### [Given exercise]
Note each line of the listing that contains the string "cancel", and copy it.

### [Given data]
——————————

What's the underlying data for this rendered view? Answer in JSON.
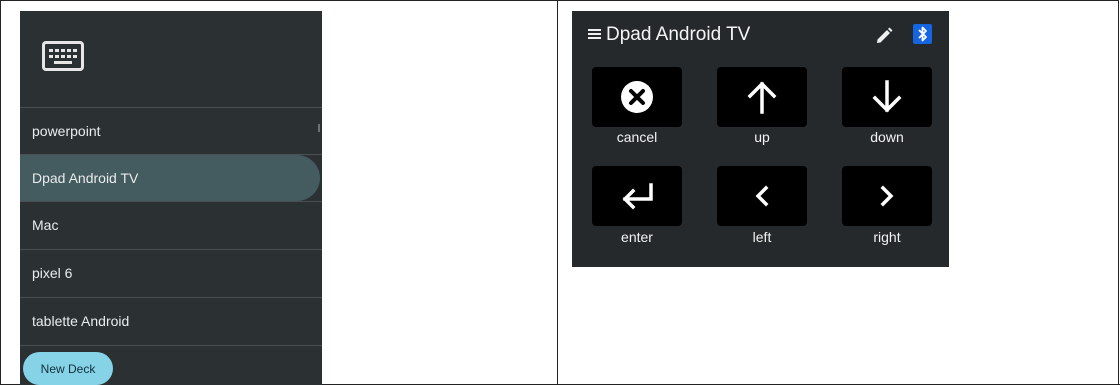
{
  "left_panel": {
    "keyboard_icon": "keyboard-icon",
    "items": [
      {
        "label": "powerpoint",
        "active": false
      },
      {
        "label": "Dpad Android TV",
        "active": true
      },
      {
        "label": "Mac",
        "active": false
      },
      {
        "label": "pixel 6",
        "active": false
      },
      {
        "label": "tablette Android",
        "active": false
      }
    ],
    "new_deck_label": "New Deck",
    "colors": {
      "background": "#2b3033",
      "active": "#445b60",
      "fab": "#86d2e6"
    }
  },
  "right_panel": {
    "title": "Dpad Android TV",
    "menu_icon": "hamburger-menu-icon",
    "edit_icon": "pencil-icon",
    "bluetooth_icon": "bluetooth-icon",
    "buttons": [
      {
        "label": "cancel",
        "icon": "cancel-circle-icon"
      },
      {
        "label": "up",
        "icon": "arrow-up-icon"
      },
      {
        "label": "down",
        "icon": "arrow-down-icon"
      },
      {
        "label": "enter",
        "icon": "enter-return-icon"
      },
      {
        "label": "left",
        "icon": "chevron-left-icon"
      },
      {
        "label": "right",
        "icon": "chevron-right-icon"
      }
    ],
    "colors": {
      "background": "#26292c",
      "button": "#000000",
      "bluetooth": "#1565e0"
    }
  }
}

——————————

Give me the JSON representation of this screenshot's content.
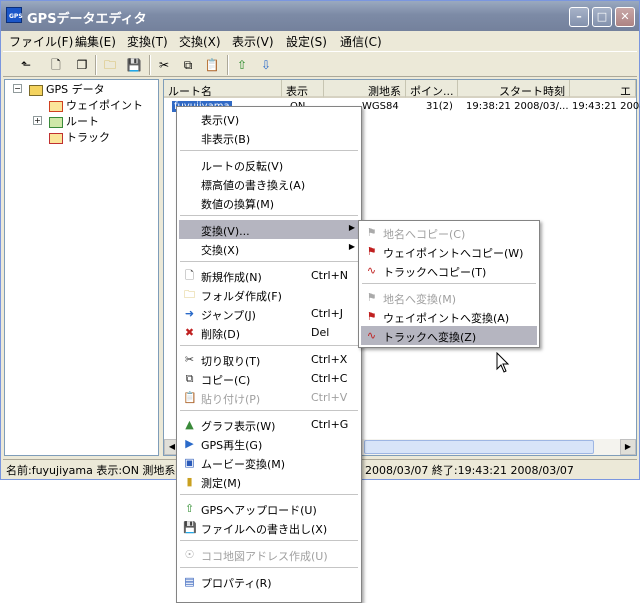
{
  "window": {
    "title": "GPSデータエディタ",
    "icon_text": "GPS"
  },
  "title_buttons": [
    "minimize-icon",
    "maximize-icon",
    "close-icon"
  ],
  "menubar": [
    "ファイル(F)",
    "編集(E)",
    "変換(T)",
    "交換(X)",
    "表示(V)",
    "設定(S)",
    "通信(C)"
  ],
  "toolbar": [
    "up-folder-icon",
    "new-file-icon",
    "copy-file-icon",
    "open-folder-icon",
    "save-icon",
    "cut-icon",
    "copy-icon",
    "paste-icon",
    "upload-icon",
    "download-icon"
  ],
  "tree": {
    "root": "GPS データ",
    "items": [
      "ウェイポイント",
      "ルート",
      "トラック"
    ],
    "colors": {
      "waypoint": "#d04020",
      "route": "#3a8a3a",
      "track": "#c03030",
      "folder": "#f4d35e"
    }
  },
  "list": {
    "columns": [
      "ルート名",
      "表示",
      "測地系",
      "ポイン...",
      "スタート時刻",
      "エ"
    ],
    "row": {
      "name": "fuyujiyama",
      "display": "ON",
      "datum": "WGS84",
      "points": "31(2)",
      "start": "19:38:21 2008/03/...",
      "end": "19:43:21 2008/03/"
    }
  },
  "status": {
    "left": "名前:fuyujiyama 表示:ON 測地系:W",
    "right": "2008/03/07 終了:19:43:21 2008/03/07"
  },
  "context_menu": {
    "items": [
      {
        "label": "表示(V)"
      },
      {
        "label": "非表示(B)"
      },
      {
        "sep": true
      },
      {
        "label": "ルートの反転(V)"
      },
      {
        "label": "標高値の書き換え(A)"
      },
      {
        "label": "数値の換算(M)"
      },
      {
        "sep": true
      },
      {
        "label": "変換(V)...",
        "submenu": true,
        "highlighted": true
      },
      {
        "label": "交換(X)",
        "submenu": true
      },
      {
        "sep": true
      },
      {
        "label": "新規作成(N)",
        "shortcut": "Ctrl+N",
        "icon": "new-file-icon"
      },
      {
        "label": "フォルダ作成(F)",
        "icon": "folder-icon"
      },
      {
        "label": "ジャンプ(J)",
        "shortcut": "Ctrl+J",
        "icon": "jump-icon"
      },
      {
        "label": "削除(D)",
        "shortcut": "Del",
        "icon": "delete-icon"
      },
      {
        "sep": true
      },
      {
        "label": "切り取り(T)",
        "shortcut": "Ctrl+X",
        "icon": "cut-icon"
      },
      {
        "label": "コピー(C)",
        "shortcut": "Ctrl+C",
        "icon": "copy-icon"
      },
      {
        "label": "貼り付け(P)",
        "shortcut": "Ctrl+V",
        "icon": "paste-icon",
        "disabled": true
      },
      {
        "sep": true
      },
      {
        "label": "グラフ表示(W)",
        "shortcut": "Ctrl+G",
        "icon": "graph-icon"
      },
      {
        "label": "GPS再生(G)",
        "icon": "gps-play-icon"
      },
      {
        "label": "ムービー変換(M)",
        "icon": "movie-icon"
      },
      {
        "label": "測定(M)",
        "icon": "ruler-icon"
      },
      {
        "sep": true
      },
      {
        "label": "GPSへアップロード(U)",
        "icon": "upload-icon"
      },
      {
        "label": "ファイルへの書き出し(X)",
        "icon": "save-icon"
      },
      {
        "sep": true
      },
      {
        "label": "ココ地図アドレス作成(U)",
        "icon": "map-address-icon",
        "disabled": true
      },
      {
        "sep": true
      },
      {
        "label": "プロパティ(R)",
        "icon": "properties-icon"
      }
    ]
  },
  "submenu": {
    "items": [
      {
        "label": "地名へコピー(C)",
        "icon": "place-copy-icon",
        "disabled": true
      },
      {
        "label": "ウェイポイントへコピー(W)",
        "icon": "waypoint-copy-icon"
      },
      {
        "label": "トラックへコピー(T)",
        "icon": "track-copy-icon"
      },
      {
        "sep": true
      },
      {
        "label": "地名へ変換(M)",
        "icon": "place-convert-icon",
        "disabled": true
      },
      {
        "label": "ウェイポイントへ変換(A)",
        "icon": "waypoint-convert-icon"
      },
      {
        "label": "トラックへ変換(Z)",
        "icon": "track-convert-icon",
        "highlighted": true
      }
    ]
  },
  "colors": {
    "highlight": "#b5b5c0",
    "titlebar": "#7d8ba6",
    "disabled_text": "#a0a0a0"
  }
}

——————————

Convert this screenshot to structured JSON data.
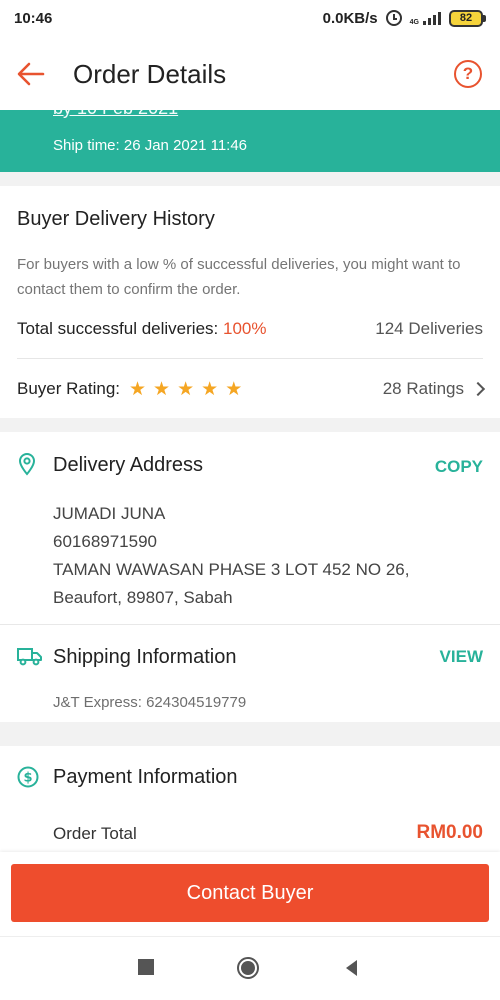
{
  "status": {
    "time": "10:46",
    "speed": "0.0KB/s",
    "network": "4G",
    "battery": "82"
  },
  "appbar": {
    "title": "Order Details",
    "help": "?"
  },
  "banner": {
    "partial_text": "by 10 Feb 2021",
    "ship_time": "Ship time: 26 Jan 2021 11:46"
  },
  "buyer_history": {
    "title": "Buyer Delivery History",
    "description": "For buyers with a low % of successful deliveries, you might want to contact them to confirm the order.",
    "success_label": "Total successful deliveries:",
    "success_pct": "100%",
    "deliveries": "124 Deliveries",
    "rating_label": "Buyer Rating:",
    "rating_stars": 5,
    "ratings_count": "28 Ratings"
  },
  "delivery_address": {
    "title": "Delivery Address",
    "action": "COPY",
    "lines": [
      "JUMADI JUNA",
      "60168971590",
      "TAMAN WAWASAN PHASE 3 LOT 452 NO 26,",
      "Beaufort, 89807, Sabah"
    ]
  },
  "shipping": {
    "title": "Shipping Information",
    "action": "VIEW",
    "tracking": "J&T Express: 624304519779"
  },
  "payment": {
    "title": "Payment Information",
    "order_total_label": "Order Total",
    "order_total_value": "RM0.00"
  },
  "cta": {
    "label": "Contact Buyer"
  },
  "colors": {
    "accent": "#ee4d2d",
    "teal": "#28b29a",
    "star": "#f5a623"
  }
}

——————————

### [Solution to this problem]
        "label": "cancel",
        "icon": "cancel-circle-icon"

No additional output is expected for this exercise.